- **INFORMATION PROVIDED**:
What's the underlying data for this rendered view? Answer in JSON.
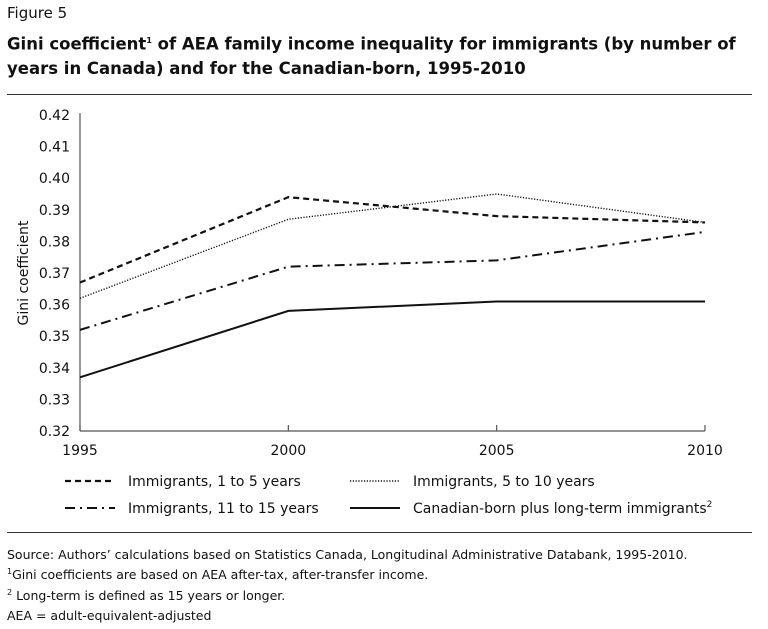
{
  "figure_label": "Figure 5",
  "title_main": "Gini coefficient",
  "title_sup": "1",
  "title_rest": " of AEA family income inequality for immigrants (by number of years in Canada) and for the Canadian-born, 1995-2010",
  "chart_data": {
    "type": "line",
    "x": [
      1995,
      2000,
      2005,
      2010
    ],
    "xlim": [
      1995,
      2010
    ],
    "ylim": [
      0.32,
      0.42
    ],
    "yticks": [
      "0.32",
      "0.33",
      "0.34",
      "0.35",
      "0.36",
      "0.37",
      "0.38",
      "0.39",
      "0.40",
      "0.41",
      "0.42"
    ],
    "xticks": [
      "1995",
      "2000",
      "2005",
      "2010"
    ],
    "ylabel": "Gini coefficient",
    "xlabel": "",
    "grid": false,
    "legend_position": "bottom",
    "series": [
      {
        "name": "Immigrants, 1 to 5 years",
        "style": "dashed",
        "values": [
          0.367,
          0.394,
          0.388,
          0.386
        ]
      },
      {
        "name": "Immigrants, 5 to 10 years",
        "style": "dotted",
        "values": [
          0.362,
          0.387,
          0.395,
          0.386
        ]
      },
      {
        "name": "Immigrants, 11 to 15 years",
        "style": "dash-dot",
        "values": [
          0.352,
          0.372,
          0.374,
          0.383
        ]
      },
      {
        "name": "Canadian-born plus long-term immigrants",
        "name_sup": "2",
        "style": "solid",
        "values": [
          0.337,
          0.358,
          0.361,
          0.361
        ]
      }
    ]
  },
  "notes": {
    "source": "Source: Authors’ calculations based on Statistics Canada, Longitudinal Administrative Databank, 1995-2010.",
    "n1_sup": "1",
    "n1": "Gini coefficients are based on AEA after-tax, after-transfer income.",
    "n2_sup": "2",
    "n2": " Long-term is defined as 15 years or longer.",
    "n3": "AEA = adult-equivalent-adjusted"
  }
}
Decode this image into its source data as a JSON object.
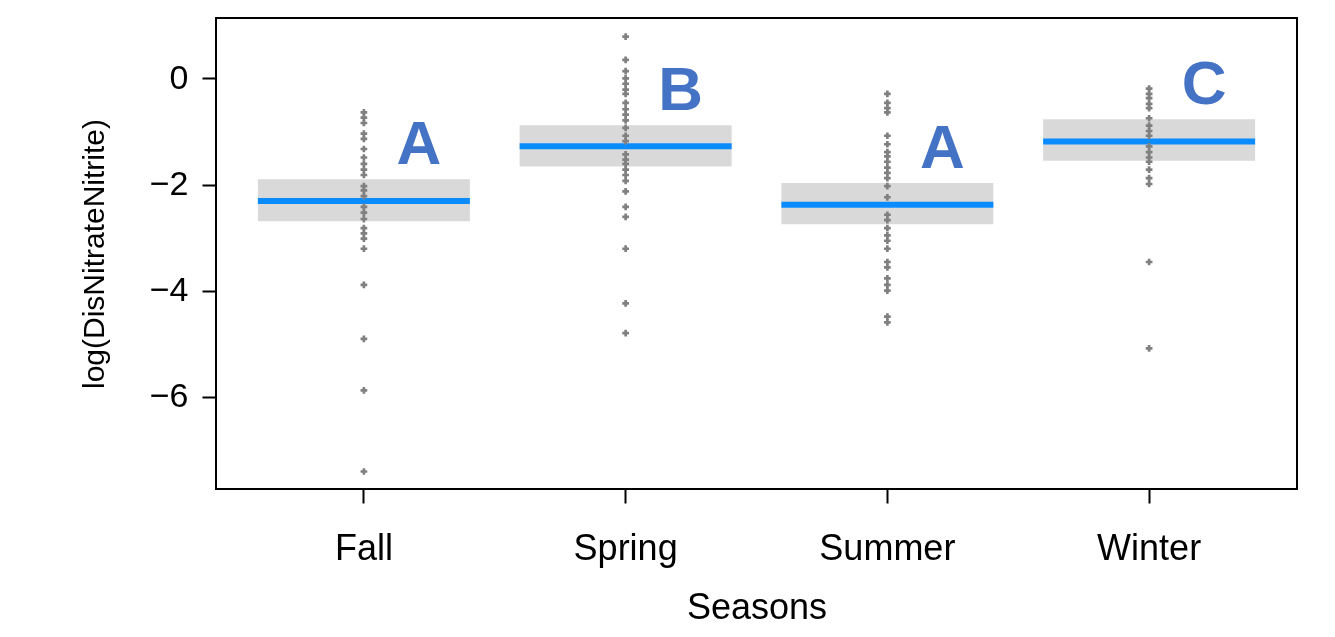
{
  "chart_data": {
    "type": "scatter",
    "xlabel": "Seasons",
    "ylabel": "log(DisNitrateNitrite)",
    "categories": [
      "Fall",
      "Spring",
      "Summer",
      "Winter"
    ],
    "ylim": [
      -7.74,
      1.14
    ],
    "yticks": [
      -6,
      -4,
      -2,
      0
    ],
    "marker": "cross",
    "series": [
      {
        "type": "box",
        "color": "#d9d9d9",
        "boxes": [
          {
            "low": -2.69,
            "q1": -2.69,
            "median": -2.31,
            "q3": -1.9,
            "high": -1.9
          },
          {
            "low": -1.66,
            "q1": -1.66,
            "median": -1.28,
            "q3": -0.88,
            "high": -0.88
          },
          {
            "low": -2.75,
            "q1": -2.75,
            "median": -2.38,
            "q3": -1.97,
            "high": -1.97
          },
          {
            "low": -1.55,
            "q1": -1.55,
            "median": -1.19,
            "q3": -0.77,
            "high": -0.77
          }
        ]
      },
      {
        "color": "#808080",
        "x": [
          "Fall",
          "Fall",
          "Fall",
          "Fall",
          "Fall",
          "Fall",
          "Fall",
          "Fall",
          "Fall",
          "Fall",
          "Fall",
          "Fall",
          "Fall",
          "Fall",
          "Fall",
          "Fall",
          "Fall",
          "Fall",
          "Fall",
          "Fall",
          "Fall",
          "Fall",
          "Fall",
          "Fall"
        ],
        "values": [
          -0.64,
          -0.74,
          -1.14,
          -1.33,
          -1.49,
          -1.61,
          -1.72,
          -1.82,
          -2.03,
          -2.11,
          -2.22,
          -2.42,
          -2.53,
          -2.65,
          -2.82,
          -2.92,
          -3.02,
          -3.21,
          -3.89,
          -4.91,
          -5.88,
          -7.41,
          -1.04,
          -0.84
        ]
      },
      {
        "color": "#808080",
        "x": [
          "Spring",
          "Spring",
          "Spring",
          "Spring",
          "Spring",
          "Spring",
          "Spring",
          "Spring",
          "Spring",
          "Spring",
          "Spring",
          "Spring",
          "Spring",
          "Spring",
          "Spring",
          "Spring",
          "Spring",
          "Spring",
          "Spring",
          "Spring",
          "Spring",
          "Spring",
          "Spring",
          "Spring",
          "Spring",
          "Spring"
        ],
        "values": [
          0.79,
          0.35,
          0.14,
          0.0,
          -0.21,
          -0.29,
          -0.46,
          -0.58,
          -0.68,
          -0.79,
          -0.93,
          -1.08,
          -1.18,
          -1.43,
          -1.53,
          -1.61,
          -1.72,
          -1.82,
          -1.93,
          -2.13,
          -2.42,
          -2.61,
          -3.21,
          -4.24,
          -4.8,
          -0.1
        ]
      },
      {
        "color": "#808080",
        "x": [
          "Summer",
          "Summer",
          "Summer",
          "Summer",
          "Summer",
          "Summer",
          "Summer",
          "Summer",
          "Summer",
          "Summer",
          "Summer",
          "Summer",
          "Summer",
          "Summer",
          "Summer",
          "Summer",
          "Summer",
          "Summer",
          "Summer",
          "Summer",
          "Summer",
          "Summer",
          "Summer",
          "Summer",
          "Summer",
          "Summer",
          "Summer"
        ],
        "values": [
          -0.29,
          -0.46,
          -0.56,
          -0.64,
          -1.08,
          -1.24,
          -1.39,
          -1.57,
          -1.68,
          -1.78,
          -1.88,
          -2.03,
          -2.24,
          -2.57,
          -2.67,
          -2.82,
          -2.96,
          -3.06,
          -3.21,
          -3.46,
          -3.56,
          -3.77,
          -3.89,
          -4.0,
          -4.49,
          -4.6,
          -1.47
        ]
      },
      {
        "color": "#808080",
        "x": [
          "Winter",
          "Winter",
          "Winter",
          "Winter",
          "Winter",
          "Winter",
          "Winter",
          "Winter",
          "Winter",
          "Winter",
          "Winter",
          "Winter",
          "Winter",
          "Winter",
          "Winter",
          "Winter",
          "Winter",
          "Winter"
        ],
        "values": [
          -0.19,
          -0.29,
          -0.37,
          -0.48,
          -0.56,
          -0.75,
          -0.89,
          -0.99,
          -1.08,
          -1.28,
          -1.39,
          -1.49,
          -1.57,
          -1.72,
          -1.88,
          -1.99,
          -3.46,
          -5.09
        ]
      }
    ],
    "annotations": [
      "A",
      "B",
      "A",
      "C"
    ]
  }
}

- **TASK REQUIREMENTS**:
Reproduce every entry word for word, but omit the pictures.

- **PROBLEM SOLUTION**:
What's the underlying data for this rendered view? Answer in JSON.
{
  "figure_label": "Figure 5",
  "title_main": "Gini coefficient",
  "title_sup": "1",
  "title_rest": " of AEA family income inequality for immigrants (by number of years in Canada) and for the Canadian-born, 1995-2010",
  "chart_data": {
    "type": "line",
    "x": [
      1995,
      2000,
      2005,
      2010
    ],
    "xlim": [
      1995,
      2010
    ],
    "ylim": [
      0.32,
      0.42
    ],
    "yticks": [
      "0.32",
      "0.33",
      "0.34",
      "0.35",
      "0.36",
      "0.37",
      "0.38",
      "0.39",
      "0.40",
      "0.41",
      "0.42"
    ],
    "xticks": [
      "1995",
      "2000",
      "2005",
      "2010"
    ],
    "ylabel": "Gini coefficient",
    "xlabel": "",
    "grid": false,
    "legend_position": "bottom",
    "series": [
      {
        "name": "Immigrants, 1 to 5 years",
        "style": "dashed",
        "values": [
          0.367,
          0.394,
          0.388,
          0.386
        ]
      },
      {
        "name": "Immigrants, 5 to 10 years",
        "style": "dotted",
        "values": [
          0.362,
          0.387,
          0.395,
          0.386
        ]
      },
      {
        "name": "Immigrants, 11 to 15 years",
        "style": "dash-dot",
        "values": [
          0.352,
          0.372,
          0.374,
          0.383
        ]
      },
      {
        "name": "Canadian-born plus long-term immigrants",
        "name_sup": "2",
        "style": "solid",
        "values": [
          0.337,
          0.358,
          0.361,
          0.361
        ]
      }
    ]
  },
  "notes": {
    "source": "Source: Authors’ calculations based on Statistics Canada, Longitudinal Administrative Databank, 1995-2010.",
    "n1_sup": "1",
    "n1": "Gini coefficients are based on AEA after-tax, after-transfer income.",
    "n2_sup": "2",
    "n2": " Long-term is defined as 15 years or longer.",
    "n3": "AEA = adult-equivalent-adjusted"
  }
}
Decode this image into its source data as a JSON object.
{
  "chart_data": {
    "type": "scatter",
    "xlabel": "Seasons",
    "ylabel": "log(DisNitrateNitrite)",
    "categories": [
      "Fall",
      "Spring",
      "Summer",
      "Winter"
    ],
    "ylim": [
      -7.74,
      1.14
    ],
    "yticks": [
      -6,
      -4,
      -2,
      0
    ],
    "marker": "cross",
    "series": [
      {
        "type": "box",
        "color": "#d9d9d9",
        "boxes": [
          {
            "low": -2.69,
            "q1": -2.69,
            "median": -2.31,
            "q3": -1.9,
            "high": -1.9
          },
          {
            "low": -1.66,
            "q1": -1.66,
            "median": -1.28,
            "q3": -0.88,
            "high": -0.88
          },
          {
            "low": -2.75,
            "q1": -2.75,
            "median": -2.38,
            "q3": -1.97,
            "high": -1.97
          },
          {
            "low": -1.55,
            "q1": -1.55,
            "median": -1.19,
            "q3": -0.77,
            "high": -0.77
          }
        ]
      },
      {
        "color": "#808080",
        "x": [
          "Fall",
          "Fall",
          "Fall",
          "Fall",
          "Fall",
          "Fall",
          "Fall",
          "Fall",
          "Fall",
          "Fall",
          "Fall",
          "Fall",
          "Fall",
          "Fall",
          "Fall",
          "Fall",
          "Fall",
          "Fall",
          "Fall",
          "Fall",
          "Fall",
          "Fall",
          "Fall",
          "Fall"
        ],
        "values": [
          -0.64,
          -0.74,
          -1.14,
          -1.33,
          -1.49,
          -1.61,
          -1.72,
          -1.82,
          -2.03,
          -2.11,
          -2.22,
          -2.42,
          -2.53,
          -2.65,
          -2.82,
          -2.92,
          -3.02,
          -3.21,
          -3.89,
          -4.91,
          -5.88,
          -7.41,
          -1.04,
          -0.84
        ]
      },
      {
        "color": "#808080",
        "x": [
          "Spring",
          "Spring",
          "Spring",
          "Spring",
          "Spring",
          "Spring",
          "Spring",
          "Spring",
          "Spring",
          "Spring",
          "Spring",
          "Spring",
          "Spring",
          "Spring",
          "Spring",
          "Spring",
          "Spring",
          "Spring",
          "Spring",
          "Spring",
          "Spring",
          "Spring",
          "Spring",
          "Spring",
          "Spring",
          "Spring"
        ],
        "values": [
          0.79,
          0.35,
          0.14,
          0.0,
          -0.21,
          -0.29,
          -0.46,
          -0.58,
          -0.68,
          -0.79,
          -0.93,
          -1.08,
          -1.18,
          -1.43,
          -1.53,
          -1.61,
          -1.72,
          -1.82,
          -1.93,
          -2.13,
          -2.42,
          -2.61,
          -3.21,
          -4.24,
          -4.8,
          -0.1
        ]
      },
      {
        "color": "#808080",
        "x": [
          "Summer",
          "Summer",
          "Summer",
          "Summer",
          "Summer",
          "Summer",
          "Summer",
          "Summer",
          "Summer",
          "Summer",
          "Summer",
          "Summer",
          "Summer",
          "Summer",
          "Summer",
          "Summer",
          "Summer",
          "Summer",
          "Summer",
          "Summer",
          "Summer",
          "Summer",
          "Summer",
          "Summer",
          "Summer",
          "Summer",
          "Summer"
        ],
        "values": [
          -0.29,
          -0.46,
          -0.56,
          -0.64,
          -1.08,
          -1.24,
          -1.39,
          -1.57,
          -1.68,
          -1.78,
          -1.88,
          -2.03,
          -2.24,
          -2.57,
          -2.67,
          -2.82,
          -2.96,
          -3.06,
          -3.21,
          -3.46,
          -3.56,
          -3.77,
          -3.89,
          -4.0,
          -4.49,
          -4.6,
          -1.47
        ]
      },
      {
        "color": "#808080",
        "x": [
          "Winter",
          "Winter",
          "Winter",
          "Winter",
          "Winter",
          "Winter",
          "Winter",
          "Winter",
          "Winter",
          "Winter",
          "Winter",
          "Winter",
          "Winter",
          "Winter",
          "Winter",
          "Winter",
          "Winter",
          "Winter"
        ],
        "values": [
          -0.19,
          -0.29,
          -0.37,
          -0.48,
          -0.56,
          -0.75,
          -0.89,
          -0.99,
          -1.08,
          -1.28,
          -1.39,
          -1.49,
          -1.57,
          -1.72,
          -1.88,
          -1.99,
          -3.46,
          -5.09
        ]
      }
    ],
    "annotations": [
      "A",
      "B",
      "A",
      "C"
    ]
  }
}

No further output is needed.